===== DATA RECORDS

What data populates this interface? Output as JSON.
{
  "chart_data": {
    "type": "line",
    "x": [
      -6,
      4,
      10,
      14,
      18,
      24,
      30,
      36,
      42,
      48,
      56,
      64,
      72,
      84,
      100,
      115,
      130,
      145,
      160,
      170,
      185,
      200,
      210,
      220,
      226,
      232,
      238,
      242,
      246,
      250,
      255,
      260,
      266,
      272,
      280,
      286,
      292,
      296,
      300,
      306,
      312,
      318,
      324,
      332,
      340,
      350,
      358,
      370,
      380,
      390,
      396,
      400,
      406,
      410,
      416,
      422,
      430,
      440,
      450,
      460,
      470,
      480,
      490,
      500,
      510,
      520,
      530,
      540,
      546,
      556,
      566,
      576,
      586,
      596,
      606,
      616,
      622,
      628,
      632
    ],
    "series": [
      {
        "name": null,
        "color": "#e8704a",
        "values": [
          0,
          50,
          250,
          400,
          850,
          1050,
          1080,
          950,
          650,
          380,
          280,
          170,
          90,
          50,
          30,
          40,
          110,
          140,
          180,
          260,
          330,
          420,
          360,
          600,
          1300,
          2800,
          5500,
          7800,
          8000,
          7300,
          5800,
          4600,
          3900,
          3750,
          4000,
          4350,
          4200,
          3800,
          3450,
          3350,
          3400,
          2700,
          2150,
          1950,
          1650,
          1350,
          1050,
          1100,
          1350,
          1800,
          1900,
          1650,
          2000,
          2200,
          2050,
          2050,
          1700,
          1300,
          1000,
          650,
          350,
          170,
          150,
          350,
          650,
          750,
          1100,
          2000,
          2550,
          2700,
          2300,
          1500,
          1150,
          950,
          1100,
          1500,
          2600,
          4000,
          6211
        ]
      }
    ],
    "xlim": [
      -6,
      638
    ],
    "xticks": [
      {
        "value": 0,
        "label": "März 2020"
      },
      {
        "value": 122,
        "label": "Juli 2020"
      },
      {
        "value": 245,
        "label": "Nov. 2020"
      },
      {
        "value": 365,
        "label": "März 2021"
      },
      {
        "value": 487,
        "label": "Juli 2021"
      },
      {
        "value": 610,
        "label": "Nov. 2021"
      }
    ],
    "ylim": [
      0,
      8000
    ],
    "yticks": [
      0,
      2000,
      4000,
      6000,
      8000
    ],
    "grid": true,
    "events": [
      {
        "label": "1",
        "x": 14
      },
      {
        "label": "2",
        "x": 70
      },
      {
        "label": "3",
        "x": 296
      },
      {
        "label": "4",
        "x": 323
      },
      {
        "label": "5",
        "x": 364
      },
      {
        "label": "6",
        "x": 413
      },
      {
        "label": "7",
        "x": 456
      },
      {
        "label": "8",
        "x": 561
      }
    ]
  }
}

==========

== PROBLEM ==
Repeat each record exactly. Omit nothing.

== FULL SOLUTION ==
What data populates this interface? Output as JSON.
{
  "chart_data": {
    "type": "line",
    "x": [
      -6,
      4,
      10,
      14,
      18,
      24,
      30,
      36,
      42,
      48,
      56,
      64,
      72,
      84,
      100,
      115,
      130,
      145,
      160,
      170,
      185,
      200,
      210,
      220,
      226,
      232,
      238,
      242,
      246,
      250,
      255,
      260,
      266,
      272,
      280,
      286,
      292,
      296,
      300,
      306,
      312,
      318,
      324,
      332,
      340,
      350,
      358,
      370,
      380,
      390,
      396,
      400,
      406,
      410,
      416,
      422,
      430,
      440,
      450,
      460,
      470,
      480,
      490,
      500,
      510,
      520,
      530,
      540,
      546,
      556,
      566,
      576,
      586,
      596,
      606,
      616,
      622,
      628,
      632
    ],
    "series": [
      {
        "name": null,
        "color": "#e8704a",
        "values": [
          0,
          50,
          250,
          400,
          850,
          1050,
          1080,
          950,
          650,
          380,
          280,
          170,
          90,
          50,
          30,
          40,
          110,
          140,
          180,
          260,
          330,
          420,
          360,
          600,
          1300,
          2800,
          5500,
          7800,
          8000,
          7300,
          5800,
          4600,
          3900,
          3750,
          4000,
          4350,
          4200,
          3800,
          3450,
          3350,
          3400,
          2700,
          2150,
          1950,
          1650,
          1350,
          1050,
          1100,
          1350,
          1800,
          1900,
          1650,
          2000,
          2200,
          2050,
          2050,
          1700,
          1300,
          1000,
          650,
          350,
          170,
          150,
          350,
          650,
          750,
          1100,
          2000,
          2550,
          2700,
          2300,
          1500,
          1150,
          950,
          1100,
          1500,
          2600,
          4000,
          6211
        ]
      }
    ],
    "xlim": [
      -6,
      638
    ],
    "xticks": [
      {
        "value": 0,
        "label": "März 2020"
      },
      {
        "value": 122,
        "label": "Juli 2020"
      },
      {
        "value": 245,
        "label": "Nov. 2020"
      },
      {
        "value": 365,
        "label": "März 2021"
      },
      {
        "value": 487,
        "label": "Juli 2021"
      },
      {
        "value": 610,
        "label": "Nov. 2021"
      }
    ],
    "ylim": [
      0,
      8000
    ],
    "yticks": [
      0,
      2000,
      4000,
      6000,
      8000
    ],
    "grid": true,
    "events": [
      {
        "label": "1",
        "x": 14
      },
      {
        "label": "2",
        "x": 70
      },
      {
        "label": "3",
        "x": 296
      },
      {
        "label": "4",
        "x": 323
      },
      {
        "label": "5",
        "x": 364
      },
      {
        "label": "6",
        "x": 413
      },
      {
        "label": "7",
        "x": 456
      },
      {
        "label": "8",
        "x": 561
      }
    ]
  }
}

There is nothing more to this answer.